STATED TASK
Pull out each line of the data that includes the word "NLTK".
>> start AVAILABLE RECORDS
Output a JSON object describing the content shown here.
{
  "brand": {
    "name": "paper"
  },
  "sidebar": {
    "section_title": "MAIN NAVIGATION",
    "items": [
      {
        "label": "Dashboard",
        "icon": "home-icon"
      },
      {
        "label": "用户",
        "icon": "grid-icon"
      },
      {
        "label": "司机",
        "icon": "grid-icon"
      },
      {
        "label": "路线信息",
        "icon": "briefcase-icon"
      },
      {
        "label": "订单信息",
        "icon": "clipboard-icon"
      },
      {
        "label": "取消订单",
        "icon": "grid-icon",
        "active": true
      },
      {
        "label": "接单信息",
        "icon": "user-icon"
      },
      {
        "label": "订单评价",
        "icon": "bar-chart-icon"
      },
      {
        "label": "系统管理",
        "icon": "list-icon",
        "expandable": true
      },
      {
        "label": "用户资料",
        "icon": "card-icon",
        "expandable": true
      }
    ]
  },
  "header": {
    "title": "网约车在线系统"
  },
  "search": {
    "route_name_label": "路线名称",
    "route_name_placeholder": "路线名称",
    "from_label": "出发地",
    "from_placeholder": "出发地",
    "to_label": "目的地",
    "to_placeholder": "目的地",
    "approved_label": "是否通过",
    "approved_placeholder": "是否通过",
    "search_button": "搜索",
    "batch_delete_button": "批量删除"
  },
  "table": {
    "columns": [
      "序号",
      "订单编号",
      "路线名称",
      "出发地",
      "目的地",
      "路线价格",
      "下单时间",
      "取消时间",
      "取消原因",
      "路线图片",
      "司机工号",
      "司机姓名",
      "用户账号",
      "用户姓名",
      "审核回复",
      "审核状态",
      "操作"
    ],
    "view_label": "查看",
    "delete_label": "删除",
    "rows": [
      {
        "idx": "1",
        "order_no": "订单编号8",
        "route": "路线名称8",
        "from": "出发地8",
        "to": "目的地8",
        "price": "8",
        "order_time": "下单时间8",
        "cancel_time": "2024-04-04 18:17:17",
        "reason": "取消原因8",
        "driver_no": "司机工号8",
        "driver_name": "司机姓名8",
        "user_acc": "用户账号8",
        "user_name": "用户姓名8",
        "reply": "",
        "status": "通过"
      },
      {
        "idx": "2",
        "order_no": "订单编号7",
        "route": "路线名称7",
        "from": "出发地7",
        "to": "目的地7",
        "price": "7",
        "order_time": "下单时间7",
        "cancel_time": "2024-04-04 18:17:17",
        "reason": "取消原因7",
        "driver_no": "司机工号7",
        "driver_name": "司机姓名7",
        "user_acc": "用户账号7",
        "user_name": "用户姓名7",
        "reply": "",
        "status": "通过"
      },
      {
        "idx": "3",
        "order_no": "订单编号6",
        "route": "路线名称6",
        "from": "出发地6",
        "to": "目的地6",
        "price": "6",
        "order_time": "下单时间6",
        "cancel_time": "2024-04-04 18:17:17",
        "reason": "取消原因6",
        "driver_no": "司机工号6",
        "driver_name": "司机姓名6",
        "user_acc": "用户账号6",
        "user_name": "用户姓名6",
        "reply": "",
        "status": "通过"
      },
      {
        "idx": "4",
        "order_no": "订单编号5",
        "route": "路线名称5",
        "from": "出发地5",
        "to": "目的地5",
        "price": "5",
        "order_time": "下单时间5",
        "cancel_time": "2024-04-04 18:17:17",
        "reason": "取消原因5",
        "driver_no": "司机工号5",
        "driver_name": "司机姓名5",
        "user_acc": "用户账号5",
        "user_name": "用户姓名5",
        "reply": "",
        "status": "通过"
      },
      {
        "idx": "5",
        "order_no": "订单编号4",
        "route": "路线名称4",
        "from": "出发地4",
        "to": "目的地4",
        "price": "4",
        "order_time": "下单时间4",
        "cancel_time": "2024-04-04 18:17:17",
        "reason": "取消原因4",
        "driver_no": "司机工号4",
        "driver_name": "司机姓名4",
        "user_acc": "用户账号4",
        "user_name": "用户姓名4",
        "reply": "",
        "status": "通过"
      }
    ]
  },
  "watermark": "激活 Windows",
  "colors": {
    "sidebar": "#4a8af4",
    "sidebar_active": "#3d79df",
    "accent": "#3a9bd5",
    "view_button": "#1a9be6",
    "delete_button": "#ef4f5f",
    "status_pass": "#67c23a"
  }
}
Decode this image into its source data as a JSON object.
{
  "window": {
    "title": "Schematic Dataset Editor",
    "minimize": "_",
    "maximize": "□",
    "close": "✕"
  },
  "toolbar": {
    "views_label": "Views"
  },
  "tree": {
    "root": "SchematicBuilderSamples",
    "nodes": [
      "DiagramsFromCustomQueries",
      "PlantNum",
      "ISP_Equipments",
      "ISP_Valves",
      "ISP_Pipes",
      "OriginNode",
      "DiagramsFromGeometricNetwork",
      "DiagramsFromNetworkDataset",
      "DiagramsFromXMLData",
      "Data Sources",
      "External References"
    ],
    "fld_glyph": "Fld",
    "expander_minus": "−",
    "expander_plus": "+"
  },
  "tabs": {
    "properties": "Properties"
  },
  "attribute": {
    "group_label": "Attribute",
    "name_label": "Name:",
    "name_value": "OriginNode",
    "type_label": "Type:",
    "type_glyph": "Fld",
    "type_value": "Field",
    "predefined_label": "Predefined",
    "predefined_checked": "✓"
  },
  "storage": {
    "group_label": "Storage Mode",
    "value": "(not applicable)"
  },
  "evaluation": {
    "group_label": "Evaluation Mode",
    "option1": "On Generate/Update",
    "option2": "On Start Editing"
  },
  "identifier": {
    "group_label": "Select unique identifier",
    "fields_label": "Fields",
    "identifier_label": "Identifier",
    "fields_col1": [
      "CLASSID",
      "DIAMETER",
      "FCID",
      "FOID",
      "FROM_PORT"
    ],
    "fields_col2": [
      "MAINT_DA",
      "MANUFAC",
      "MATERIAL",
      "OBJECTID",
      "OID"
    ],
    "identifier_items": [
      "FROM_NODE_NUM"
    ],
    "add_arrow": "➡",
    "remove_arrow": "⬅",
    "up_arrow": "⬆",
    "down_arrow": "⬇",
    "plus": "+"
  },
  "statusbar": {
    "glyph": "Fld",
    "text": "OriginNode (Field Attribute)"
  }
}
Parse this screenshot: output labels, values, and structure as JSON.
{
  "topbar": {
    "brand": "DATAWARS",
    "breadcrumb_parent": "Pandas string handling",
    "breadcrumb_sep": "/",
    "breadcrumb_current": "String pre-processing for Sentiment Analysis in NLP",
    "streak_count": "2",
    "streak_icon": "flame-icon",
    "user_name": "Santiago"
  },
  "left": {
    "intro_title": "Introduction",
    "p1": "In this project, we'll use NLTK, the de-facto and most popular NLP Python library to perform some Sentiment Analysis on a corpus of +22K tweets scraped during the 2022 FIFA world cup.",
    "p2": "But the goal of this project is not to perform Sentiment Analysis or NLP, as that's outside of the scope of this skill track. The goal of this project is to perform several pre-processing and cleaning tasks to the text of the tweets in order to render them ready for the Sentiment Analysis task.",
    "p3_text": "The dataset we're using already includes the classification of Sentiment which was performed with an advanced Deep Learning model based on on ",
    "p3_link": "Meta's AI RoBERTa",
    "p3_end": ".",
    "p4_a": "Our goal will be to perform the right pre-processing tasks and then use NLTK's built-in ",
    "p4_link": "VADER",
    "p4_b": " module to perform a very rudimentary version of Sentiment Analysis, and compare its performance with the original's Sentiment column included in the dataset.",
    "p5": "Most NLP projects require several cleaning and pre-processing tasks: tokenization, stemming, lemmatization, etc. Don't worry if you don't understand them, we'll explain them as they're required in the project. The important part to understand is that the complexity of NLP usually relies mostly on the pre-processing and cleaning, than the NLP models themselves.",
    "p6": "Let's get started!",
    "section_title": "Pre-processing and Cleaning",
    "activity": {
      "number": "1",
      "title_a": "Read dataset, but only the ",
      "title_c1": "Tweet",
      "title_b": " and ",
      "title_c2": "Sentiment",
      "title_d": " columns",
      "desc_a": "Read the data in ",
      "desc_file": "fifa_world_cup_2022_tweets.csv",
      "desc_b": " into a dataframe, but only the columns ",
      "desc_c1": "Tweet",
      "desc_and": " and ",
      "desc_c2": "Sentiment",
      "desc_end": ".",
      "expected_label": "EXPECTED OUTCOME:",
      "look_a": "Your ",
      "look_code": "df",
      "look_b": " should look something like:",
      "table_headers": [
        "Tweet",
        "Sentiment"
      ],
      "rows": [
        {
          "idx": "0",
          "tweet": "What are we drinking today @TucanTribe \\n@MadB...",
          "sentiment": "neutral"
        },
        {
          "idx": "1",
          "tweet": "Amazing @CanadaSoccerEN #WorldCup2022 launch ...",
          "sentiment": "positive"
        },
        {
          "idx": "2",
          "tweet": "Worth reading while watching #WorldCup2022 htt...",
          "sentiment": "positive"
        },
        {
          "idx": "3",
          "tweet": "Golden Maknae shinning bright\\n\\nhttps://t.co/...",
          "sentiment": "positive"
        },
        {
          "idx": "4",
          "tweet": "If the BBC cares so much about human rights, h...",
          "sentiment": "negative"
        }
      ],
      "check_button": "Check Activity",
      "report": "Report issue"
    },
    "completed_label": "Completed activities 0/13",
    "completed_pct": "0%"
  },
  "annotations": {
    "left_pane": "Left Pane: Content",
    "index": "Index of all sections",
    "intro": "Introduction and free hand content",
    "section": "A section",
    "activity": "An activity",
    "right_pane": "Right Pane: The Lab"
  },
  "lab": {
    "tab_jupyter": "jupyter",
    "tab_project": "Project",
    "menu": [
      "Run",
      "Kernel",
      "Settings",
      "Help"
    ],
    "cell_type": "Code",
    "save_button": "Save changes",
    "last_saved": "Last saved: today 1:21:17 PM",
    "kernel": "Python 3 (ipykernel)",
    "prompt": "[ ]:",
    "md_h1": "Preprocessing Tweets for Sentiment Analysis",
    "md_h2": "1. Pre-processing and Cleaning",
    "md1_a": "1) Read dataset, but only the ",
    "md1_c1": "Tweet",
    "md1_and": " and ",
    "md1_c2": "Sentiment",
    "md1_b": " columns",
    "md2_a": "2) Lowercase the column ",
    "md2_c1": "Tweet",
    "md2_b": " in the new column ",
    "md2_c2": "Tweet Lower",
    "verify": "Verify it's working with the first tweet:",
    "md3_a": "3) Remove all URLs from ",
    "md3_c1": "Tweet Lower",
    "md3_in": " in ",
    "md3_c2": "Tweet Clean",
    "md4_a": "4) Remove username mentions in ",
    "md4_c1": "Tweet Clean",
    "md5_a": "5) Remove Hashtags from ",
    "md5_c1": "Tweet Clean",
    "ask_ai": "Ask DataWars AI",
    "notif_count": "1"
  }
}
>> end AVAILABLE RECORDS
WRITTEN ANSWER
    "p1": "In this project, we'll use NLTK, the de-facto and most popular NLP Python library to perform some Sentiment Analysis on a corpus of +22K tweets scraped during the 2022 FIFA world cup.",
    "p4_a": "Our goal will be to perform the right pre-processing tasks and then use NLTK's built-in ",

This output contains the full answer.